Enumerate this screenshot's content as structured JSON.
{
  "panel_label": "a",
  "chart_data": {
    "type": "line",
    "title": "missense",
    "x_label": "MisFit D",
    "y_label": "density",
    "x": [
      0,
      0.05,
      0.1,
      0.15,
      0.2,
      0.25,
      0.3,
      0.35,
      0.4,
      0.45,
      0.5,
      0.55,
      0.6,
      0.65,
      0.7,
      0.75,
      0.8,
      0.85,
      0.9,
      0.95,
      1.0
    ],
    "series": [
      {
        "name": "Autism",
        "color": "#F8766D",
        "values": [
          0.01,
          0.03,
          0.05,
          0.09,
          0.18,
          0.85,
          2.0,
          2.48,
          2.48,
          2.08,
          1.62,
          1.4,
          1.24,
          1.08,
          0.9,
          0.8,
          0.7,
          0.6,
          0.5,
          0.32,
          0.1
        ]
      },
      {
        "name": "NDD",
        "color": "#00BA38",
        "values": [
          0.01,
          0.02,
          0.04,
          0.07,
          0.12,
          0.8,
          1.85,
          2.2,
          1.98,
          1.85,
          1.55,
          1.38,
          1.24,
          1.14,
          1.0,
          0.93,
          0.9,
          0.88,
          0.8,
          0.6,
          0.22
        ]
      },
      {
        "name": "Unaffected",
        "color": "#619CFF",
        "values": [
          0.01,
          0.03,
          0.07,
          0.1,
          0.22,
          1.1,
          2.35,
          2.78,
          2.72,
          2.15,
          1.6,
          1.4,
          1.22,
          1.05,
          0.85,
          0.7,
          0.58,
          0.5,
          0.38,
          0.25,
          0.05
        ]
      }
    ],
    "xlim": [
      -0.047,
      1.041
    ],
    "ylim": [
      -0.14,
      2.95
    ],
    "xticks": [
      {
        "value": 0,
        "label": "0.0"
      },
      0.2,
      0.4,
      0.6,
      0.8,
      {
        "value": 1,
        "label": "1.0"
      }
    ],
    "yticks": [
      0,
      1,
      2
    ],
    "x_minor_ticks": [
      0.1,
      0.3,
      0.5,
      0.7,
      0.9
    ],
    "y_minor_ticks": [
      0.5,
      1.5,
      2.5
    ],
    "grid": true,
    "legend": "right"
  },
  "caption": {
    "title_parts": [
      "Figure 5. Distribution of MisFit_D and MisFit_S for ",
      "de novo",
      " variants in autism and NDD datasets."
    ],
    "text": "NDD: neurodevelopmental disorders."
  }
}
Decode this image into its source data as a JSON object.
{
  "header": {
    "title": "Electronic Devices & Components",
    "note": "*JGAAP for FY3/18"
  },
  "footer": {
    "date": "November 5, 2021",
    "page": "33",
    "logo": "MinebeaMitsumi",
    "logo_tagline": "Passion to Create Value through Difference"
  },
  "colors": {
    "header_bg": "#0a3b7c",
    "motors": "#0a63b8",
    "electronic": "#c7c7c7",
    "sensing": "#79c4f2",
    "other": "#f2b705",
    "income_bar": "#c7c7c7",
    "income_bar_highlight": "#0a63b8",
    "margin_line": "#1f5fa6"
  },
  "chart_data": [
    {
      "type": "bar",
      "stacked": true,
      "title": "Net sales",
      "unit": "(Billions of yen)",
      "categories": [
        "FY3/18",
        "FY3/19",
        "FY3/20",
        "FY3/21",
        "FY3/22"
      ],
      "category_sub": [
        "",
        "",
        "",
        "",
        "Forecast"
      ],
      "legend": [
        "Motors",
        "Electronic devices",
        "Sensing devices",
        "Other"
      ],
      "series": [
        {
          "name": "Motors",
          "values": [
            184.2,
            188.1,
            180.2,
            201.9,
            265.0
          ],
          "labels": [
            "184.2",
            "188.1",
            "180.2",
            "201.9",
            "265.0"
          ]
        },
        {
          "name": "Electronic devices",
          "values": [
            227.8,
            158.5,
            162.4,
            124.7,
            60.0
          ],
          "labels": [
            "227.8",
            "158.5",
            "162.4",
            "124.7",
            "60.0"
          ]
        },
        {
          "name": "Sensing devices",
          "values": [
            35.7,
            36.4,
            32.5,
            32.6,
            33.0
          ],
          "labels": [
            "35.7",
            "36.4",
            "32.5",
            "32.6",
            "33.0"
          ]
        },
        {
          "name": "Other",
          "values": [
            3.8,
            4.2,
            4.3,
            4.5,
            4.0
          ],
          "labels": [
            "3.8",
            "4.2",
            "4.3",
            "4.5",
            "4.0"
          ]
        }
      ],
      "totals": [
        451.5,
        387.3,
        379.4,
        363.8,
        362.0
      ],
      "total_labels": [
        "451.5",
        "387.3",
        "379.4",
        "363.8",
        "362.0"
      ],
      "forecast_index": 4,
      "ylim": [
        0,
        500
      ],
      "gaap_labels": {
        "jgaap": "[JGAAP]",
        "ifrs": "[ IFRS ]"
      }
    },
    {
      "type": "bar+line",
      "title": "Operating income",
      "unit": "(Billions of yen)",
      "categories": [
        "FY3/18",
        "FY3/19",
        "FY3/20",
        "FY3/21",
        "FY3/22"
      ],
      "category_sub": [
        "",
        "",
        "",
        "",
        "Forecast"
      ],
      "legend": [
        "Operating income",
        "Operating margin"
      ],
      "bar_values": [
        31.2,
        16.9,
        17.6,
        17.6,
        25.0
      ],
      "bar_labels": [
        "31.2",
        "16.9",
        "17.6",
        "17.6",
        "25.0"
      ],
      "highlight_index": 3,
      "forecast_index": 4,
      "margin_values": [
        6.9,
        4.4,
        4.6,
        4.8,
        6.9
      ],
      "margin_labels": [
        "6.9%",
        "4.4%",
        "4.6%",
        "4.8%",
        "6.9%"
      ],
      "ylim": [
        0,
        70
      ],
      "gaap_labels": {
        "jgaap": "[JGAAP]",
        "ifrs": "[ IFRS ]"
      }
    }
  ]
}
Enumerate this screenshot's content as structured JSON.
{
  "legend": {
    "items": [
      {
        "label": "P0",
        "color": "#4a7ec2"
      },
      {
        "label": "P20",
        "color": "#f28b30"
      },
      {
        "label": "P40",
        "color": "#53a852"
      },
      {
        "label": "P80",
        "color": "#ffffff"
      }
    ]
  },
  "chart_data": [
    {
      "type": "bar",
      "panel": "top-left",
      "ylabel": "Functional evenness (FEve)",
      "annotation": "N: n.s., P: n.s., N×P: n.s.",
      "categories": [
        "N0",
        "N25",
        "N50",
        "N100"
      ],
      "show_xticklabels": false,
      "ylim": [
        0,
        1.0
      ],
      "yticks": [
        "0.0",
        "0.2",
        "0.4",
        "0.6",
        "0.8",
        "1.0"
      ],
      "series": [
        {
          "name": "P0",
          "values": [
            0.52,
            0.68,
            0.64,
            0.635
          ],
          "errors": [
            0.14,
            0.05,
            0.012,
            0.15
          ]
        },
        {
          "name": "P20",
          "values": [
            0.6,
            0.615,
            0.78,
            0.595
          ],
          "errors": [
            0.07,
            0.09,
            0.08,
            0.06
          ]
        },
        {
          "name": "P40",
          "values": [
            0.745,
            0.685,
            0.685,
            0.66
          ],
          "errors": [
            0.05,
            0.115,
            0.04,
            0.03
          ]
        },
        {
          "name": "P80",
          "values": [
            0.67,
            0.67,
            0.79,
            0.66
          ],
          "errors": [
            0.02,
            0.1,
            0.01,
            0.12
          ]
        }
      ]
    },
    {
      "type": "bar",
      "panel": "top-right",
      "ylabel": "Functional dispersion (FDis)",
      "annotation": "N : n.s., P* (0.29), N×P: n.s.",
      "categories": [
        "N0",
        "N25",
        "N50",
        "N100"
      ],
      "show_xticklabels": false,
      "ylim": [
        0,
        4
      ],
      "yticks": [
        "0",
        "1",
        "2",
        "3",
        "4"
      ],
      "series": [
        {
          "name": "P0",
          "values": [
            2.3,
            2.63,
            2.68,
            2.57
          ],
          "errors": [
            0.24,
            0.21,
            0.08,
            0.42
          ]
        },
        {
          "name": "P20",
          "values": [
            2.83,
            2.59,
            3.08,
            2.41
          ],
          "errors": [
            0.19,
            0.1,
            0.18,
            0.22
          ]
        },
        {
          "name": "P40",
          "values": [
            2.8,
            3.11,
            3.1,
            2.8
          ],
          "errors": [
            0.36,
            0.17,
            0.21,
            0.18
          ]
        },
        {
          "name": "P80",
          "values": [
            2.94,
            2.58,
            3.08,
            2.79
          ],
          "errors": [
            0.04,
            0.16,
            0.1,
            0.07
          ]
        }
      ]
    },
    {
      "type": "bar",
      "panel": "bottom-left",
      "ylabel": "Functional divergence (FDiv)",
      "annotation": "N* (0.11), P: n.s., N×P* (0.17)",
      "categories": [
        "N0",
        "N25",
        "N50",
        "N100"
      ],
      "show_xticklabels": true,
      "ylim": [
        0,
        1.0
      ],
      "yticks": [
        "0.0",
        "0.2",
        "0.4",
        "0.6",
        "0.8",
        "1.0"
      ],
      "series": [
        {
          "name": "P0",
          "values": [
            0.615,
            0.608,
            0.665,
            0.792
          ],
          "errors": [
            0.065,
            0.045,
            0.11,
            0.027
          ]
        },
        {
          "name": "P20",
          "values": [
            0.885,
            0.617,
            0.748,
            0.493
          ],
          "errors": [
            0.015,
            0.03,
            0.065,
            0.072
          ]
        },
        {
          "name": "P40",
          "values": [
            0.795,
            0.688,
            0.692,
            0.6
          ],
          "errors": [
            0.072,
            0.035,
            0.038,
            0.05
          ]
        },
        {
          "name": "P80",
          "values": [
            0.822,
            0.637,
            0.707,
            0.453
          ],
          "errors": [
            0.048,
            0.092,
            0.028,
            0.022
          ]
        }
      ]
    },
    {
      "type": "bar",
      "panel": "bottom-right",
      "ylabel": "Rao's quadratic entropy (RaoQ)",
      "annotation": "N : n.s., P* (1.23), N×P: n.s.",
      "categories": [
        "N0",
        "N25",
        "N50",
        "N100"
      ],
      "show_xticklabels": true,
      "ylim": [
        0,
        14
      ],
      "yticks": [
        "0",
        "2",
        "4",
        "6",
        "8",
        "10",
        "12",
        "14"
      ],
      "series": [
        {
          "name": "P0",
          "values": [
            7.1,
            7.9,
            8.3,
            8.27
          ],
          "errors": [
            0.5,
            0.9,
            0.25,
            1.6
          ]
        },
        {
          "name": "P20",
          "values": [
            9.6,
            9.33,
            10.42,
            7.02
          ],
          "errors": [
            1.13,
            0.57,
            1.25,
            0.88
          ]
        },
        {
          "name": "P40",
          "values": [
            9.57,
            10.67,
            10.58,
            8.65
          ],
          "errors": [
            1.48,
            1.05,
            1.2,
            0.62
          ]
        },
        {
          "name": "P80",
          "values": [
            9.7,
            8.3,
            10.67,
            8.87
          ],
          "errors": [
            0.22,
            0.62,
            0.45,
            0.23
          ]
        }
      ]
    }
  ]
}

++++++

• _TO BE DONE_
Give only the number of lines in the material above where the string "bottom" appears.

• _ANSWER IN FULL_
2